Exercise aim:
Transcribe the lines below exactly, beginning with the line that holds "What does this" and ending with the final line, both included. Pictures are to be left out.

Supplied data:
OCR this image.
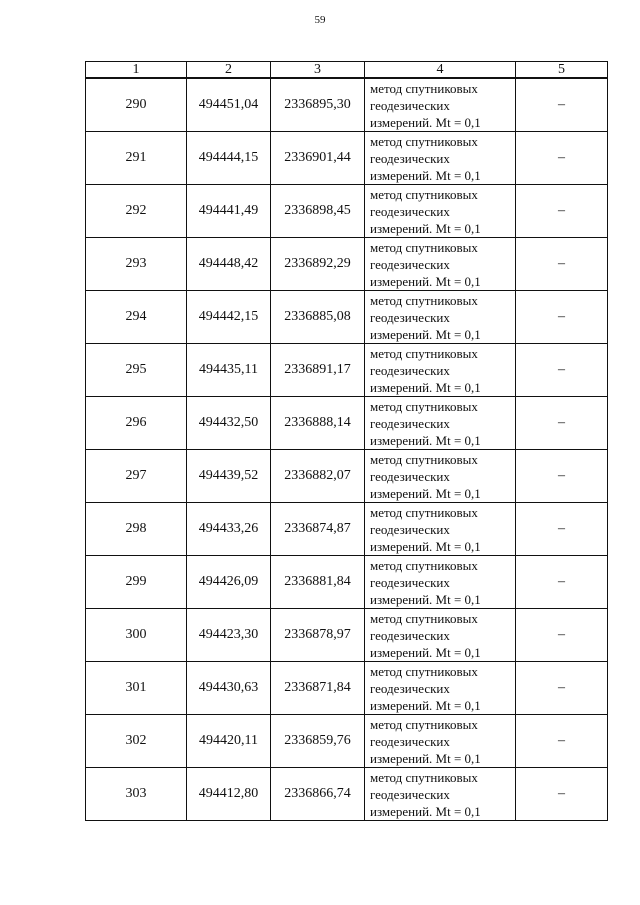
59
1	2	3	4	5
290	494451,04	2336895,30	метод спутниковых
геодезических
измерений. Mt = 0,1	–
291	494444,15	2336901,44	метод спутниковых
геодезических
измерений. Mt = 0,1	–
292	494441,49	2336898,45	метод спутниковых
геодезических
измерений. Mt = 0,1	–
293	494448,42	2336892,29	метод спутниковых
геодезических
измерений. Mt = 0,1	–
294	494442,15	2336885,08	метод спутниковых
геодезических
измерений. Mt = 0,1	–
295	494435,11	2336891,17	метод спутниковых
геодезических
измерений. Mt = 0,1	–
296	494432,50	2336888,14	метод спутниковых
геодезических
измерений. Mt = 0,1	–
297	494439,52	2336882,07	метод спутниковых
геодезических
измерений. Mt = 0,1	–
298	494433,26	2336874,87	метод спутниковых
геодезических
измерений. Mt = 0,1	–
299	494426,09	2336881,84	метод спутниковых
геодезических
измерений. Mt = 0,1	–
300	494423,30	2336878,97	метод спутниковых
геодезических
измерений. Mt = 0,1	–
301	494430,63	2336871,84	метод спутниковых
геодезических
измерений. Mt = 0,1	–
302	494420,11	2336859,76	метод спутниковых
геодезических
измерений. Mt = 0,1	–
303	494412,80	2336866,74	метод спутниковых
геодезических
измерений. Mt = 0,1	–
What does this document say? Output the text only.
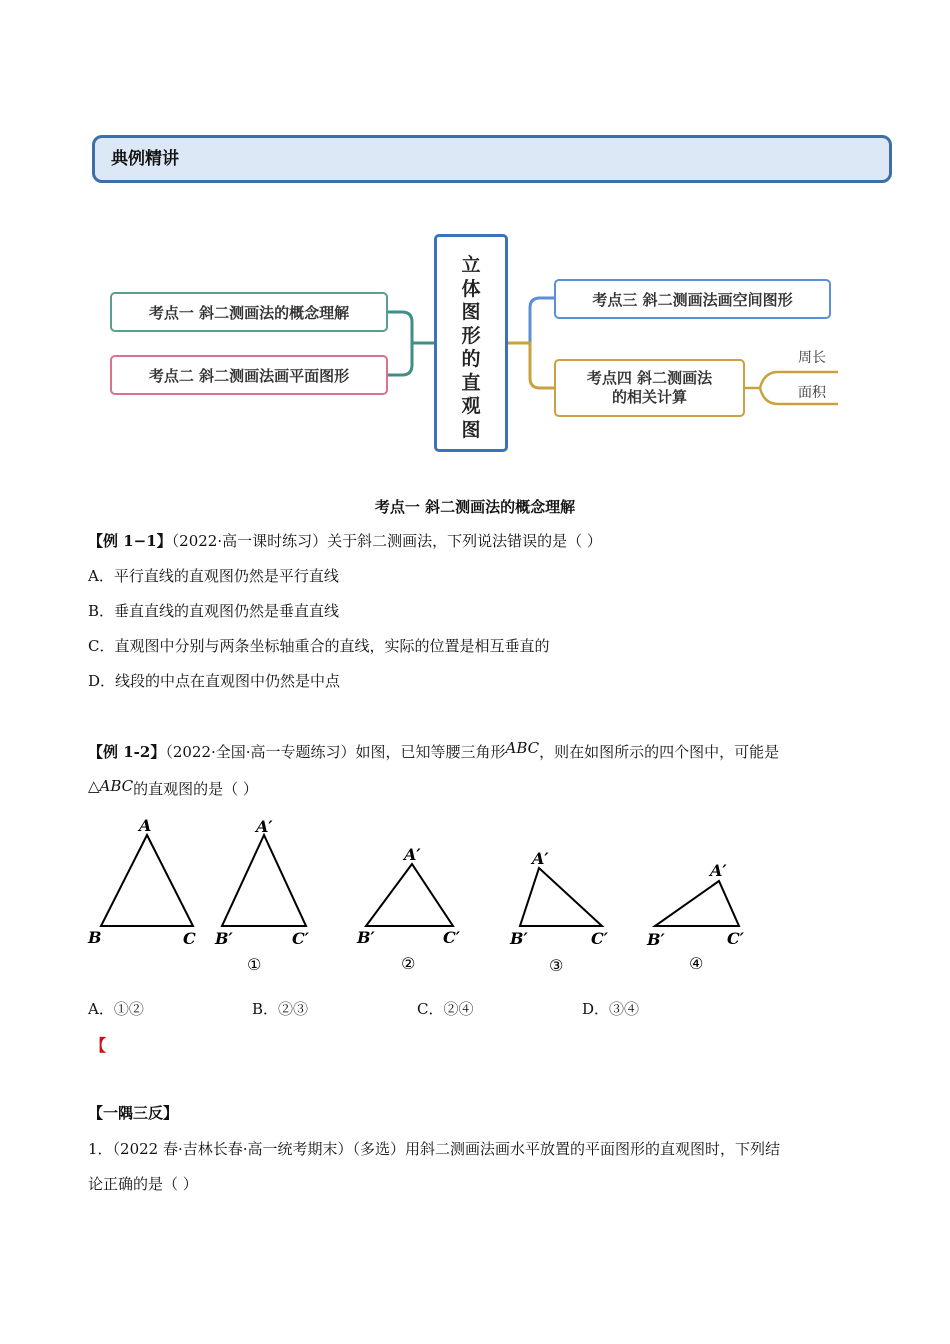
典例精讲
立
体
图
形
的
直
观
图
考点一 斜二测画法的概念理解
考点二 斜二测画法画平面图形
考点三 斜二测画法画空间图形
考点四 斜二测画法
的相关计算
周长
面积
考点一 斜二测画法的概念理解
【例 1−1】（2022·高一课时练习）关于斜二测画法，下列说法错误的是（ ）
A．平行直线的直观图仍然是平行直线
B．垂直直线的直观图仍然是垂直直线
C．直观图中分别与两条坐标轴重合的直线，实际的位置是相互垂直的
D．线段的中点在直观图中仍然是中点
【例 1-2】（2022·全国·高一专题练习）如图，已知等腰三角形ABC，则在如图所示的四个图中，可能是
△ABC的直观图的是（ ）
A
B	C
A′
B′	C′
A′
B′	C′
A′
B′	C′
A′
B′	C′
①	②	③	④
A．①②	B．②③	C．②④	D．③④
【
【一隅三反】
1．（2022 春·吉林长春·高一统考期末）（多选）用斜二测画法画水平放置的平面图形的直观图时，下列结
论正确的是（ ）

Exercise solution:
What does this document say? Output the text only.
典例精讲
立
体
图
形
的
直
观
图
考点一 斜二测画法的概念理解
考点二 斜二测画法画平面图形
考点三 斜二测画法画空间图形
考点四 斜二测画法
的相关计算
周长
面积
考点一 斜二测画法的概念理解
【例 1−1】（2022·高一课时练习）关于斜二测画法，下列说法错误的是（ ）
A．平行直线的直观图仍然是平行直线
B．垂直直线的直观图仍然是垂直直线
C．直观图中分别与两条坐标轴重合的直线，实际的位置是相互垂直的
D．线段的中点在直观图中仍然是中点
【例 1-2】（2022·全国·高一专题练习）如图，已知等腰三角形ABC，则在如图所示的四个图中，可能是
△ABC的直观图的是（ ）
A
B	C
A′
B′	C′
A′
B′	C′
A′
B′	C′
A′
B′	C′
①	②	③	④
A．①②	B．②③	C．②④	D．③④
【
【一隅三反】
1．（2022 春·吉林长春·高一统考期末）（多选）用斜二测画法画水平放置的平面图形的直观图时，下列结
论正确的是（ ）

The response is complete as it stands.